_Records about charts and figures_:
* * *

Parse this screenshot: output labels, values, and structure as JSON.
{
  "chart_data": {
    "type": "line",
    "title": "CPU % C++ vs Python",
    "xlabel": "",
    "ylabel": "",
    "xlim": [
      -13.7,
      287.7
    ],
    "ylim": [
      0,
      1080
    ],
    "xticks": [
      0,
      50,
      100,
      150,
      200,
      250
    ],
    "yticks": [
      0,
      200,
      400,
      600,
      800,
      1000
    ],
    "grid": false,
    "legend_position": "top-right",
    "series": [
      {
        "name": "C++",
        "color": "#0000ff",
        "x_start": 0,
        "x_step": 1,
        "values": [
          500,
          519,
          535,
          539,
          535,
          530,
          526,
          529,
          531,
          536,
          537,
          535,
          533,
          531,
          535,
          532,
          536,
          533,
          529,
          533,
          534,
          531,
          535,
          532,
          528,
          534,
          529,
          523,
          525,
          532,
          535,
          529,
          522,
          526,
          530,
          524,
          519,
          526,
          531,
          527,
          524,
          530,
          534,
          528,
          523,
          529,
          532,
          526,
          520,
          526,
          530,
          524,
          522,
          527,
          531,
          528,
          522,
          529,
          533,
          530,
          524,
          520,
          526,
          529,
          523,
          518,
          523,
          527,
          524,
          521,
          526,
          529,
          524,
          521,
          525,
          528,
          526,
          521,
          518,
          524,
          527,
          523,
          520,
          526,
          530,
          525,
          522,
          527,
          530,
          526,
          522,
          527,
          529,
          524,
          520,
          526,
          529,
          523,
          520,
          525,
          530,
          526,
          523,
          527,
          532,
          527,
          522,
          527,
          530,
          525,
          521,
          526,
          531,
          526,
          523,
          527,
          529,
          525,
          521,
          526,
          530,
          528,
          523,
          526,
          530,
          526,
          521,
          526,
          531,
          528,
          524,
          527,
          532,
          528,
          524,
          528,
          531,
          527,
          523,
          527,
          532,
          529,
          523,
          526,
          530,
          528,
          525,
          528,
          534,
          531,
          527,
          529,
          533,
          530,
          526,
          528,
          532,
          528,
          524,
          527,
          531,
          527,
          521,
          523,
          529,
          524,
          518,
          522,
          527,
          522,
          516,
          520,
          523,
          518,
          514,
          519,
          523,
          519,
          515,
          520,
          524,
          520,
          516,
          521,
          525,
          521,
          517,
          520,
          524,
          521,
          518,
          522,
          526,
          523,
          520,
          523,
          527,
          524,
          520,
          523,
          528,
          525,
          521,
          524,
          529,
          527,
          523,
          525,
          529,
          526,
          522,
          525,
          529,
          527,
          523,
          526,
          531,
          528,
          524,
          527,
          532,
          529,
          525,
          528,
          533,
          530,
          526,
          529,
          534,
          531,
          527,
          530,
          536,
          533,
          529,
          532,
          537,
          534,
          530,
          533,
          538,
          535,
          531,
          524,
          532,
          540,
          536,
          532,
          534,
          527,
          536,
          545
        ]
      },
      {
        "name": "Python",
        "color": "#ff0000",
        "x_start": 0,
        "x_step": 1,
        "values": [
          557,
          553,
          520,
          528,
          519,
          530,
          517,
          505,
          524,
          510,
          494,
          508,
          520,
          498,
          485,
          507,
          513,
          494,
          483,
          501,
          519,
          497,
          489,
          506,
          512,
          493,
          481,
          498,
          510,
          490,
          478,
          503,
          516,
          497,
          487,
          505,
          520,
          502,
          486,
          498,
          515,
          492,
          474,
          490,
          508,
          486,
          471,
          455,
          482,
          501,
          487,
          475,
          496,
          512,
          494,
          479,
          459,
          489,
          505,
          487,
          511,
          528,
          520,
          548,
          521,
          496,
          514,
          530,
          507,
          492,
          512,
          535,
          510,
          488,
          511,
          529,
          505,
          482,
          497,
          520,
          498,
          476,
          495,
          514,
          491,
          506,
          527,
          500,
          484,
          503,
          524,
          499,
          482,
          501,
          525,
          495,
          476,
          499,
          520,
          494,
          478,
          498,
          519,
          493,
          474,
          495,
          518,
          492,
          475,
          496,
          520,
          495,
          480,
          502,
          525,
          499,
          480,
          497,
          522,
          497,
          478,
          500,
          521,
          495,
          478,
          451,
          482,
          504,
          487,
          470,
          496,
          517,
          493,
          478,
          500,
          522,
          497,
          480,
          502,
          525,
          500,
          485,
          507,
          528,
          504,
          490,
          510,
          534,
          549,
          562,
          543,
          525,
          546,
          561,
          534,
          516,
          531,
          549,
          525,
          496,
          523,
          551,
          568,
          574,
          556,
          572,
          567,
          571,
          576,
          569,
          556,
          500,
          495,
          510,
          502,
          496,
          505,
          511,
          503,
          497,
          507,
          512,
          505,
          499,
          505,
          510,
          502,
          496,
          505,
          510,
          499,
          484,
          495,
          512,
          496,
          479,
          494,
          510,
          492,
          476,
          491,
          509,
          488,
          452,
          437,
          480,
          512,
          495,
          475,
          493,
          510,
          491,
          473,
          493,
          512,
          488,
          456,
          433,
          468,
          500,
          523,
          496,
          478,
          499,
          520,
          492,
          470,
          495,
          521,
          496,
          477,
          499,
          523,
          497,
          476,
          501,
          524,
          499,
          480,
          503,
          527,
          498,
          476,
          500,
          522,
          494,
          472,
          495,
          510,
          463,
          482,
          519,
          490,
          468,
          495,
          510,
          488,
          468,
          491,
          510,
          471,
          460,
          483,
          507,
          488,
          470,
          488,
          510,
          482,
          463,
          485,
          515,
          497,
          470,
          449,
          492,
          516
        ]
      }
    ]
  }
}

* * *

_Exercise objective_: Every line above should be printed again exactly as it stands.

_Solved problem_:
Parse this screenshot: output labels, values, and structure as JSON.
{
  "chart_data": {
    "type": "line",
    "title": "CPU % C++ vs Python",
    "xlabel": "",
    "ylabel": "",
    "xlim": [
      -13.7,
      287.7
    ],
    "ylim": [
      0,
      1080
    ],
    "xticks": [
      0,
      50,
      100,
      150,
      200,
      250
    ],
    "yticks": [
      0,
      200,
      400,
      600,
      800,
      1000
    ],
    "grid": false,
    "legend_position": "top-right",
    "series": [
      {
        "name": "C++",
        "color": "#0000ff",
        "x_start": 0,
        "x_step": 1,
        "values": [
          500,
          519,
          535,
          539,
          535,
          530,
          526,
          529,
          531,
          536,
          537,
          535,
          533,
          531,
          535,
          532,
          536,
          533,
          529,
          533,
          534,
          531,
          535,
          532,
          528,
          534,
          529,
          523,
          525,
          532,
          535,
          529,
          522,
          526,
          530,
          524,
          519,
          526,
          531,
          527,
          524,
          530,
          534,
          528,
          523,
          529,
          532,
          526,
          520,
          526,
          530,
          524,
          522,
          527,
          531,
          528,
          522,
          529,
          533,
          530,
          524,
          520,
          526,
          529,
          523,
          518,
          523,
          527,
          524,
          521,
          526,
          529,
          524,
          521,
          525,
          528,
          526,
          521,
          518,
          524,
          527,
          523,
          520,
          526,
          530,
          525,
          522,
          527,
          530,
          526,
          522,
          527,
          529,
          524,
          520,
          526,
          529,
          523,
          520,
          525,
          530,
          526,
          523,
          527,
          532,
          527,
          522,
          527,
          530,
          525,
          521,
          526,
          531,
          526,
          523,
          527,
          529,
          525,
          521,
          526,
          530,
          528,
          523,
          526,
          530,
          526,
          521,
          526,
          531,
          528,
          524,
          527,
          532,
          528,
          524,
          528,
          531,
          527,
          523,
          527,
          532,
          529,
          523,
          526,
          530,
          528,
          525,
          528,
          534,
          531,
          527,
          529,
          533,
          530,
          526,
          528,
          532,
          528,
          524,
          527,
          531,
          527,
          521,
          523,
          529,
          524,
          518,
          522,
          527,
          522,
          516,
          520,
          523,
          518,
          514,
          519,
          523,
          519,
          515,
          520,
          524,
          520,
          516,
          521,
          525,
          521,
          517,
          520,
          524,
          521,
          518,
          522,
          526,
          523,
          520,
          523,
          527,
          524,
          520,
          523,
          528,
          525,
          521,
          524,
          529,
          527,
          523,
          525,
          529,
          526,
          522,
          525,
          529,
          527,
          523,
          526,
          531,
          528,
          524,
          527,
          532,
          529,
          525,
          528,
          533,
          530,
          526,
          529,
          534,
          531,
          527,
          530,
          536,
          533,
          529,
          532,
          537,
          534,
          530,
          533,
          538,
          535,
          531,
          524,
          532,
          540,
          536,
          532,
          534,
          527,
          536,
          545
        ]
      },
      {
        "name": "Python",
        "color": "#ff0000",
        "x_start": 0,
        "x_step": 1,
        "values": [
          557,
          553,
          520,
          528,
          519,
          530,
          517,
          505,
          524,
          510,
          494,
          508,
          520,
          498,
          485,
          507,
          513,
          494,
          483,
          501,
          519,
          497,
          489,
          506,
          512,
          493,
          481,
          498,
          510,
          490,
          478,
          503,
          516,
          497,
          487,
          505,
          520,
          502,
          486,
          498,
          515,
          492,
          474,
          490,
          508,
          486,
          471,
          455,
          482,
          501,
          487,
          475,
          496,
          512,
          494,
          479,
          459,
          489,
          505,
          487,
          511,
          528,
          520,
          548,
          521,
          496,
          514,
          530,
          507,
          492,
          512,
          535,
          510,
          488,
          511,
          529,
          505,
          482,
          497,
          520,
          498,
          476,
          495,
          514,
          491,
          506,
          527,
          500,
          484,
          503,
          524,
          499,
          482,
          501,
          525,
          495,
          476,
          499,
          520,
          494,
          478,
          498,
          519,
          493,
          474,
          495,
          518,
          492,
          475,
          496,
          520,
          495,
          480,
          502,
          525,
          499,
          480,
          497,
          522,
          497,
          478,
          500,
          521,
          495,
          478,
          451,
          482,
          504,
          487,
          470,
          496,
          517,
          493,
          478,
          500,
          522,
          497,
          480,
          502,
          525,
          500,
          485,
          507,
          528,
          504,
          490,
          510,
          534,
          549,
          562,
          543,
          525,
          546,
          561,
          534,
          516,
          531,
          549,
          525,
          496,
          523,
          551,
          568,
          574,
          556,
          572,
          567,
          571,
          576,
          569,
          556,
          500,
          495,
          510,
          502,
          496,
          505,
          511,
          503,
          497,
          507,
          512,
          505,
          499,
          505,
          510,
          502,
          496,
          505,
          510,
          499,
          484,
          495,
          512,
          496,
          479,
          494,
          510,
          492,
          476,
          491,
          509,
          488,
          452,
          437,
          480,
          512,
          495,
          475,
          493,
          510,
          491,
          473,
          493,
          512,
          488,
          456,
          433,
          468,
          500,
          523,
          496,
          478,
          499,
          520,
          492,
          470,
          495,
          521,
          496,
          477,
          499,
          523,
          497,
          476,
          501,
          524,
          499,
          480,
          503,
          527,
          498,
          476,
          500,
          522,
          494,
          472,
          495,
          510,
          463,
          482,
          519,
          490,
          468,
          495,
          510,
          488,
          468,
          491,
          510,
          471,
          460,
          483,
          507,
          488,
          470,
          488,
          510,
          482,
          463,
          485,
          515,
          497,
          470,
          449,
          492,
          516
        ]
      }
    ]
  }
}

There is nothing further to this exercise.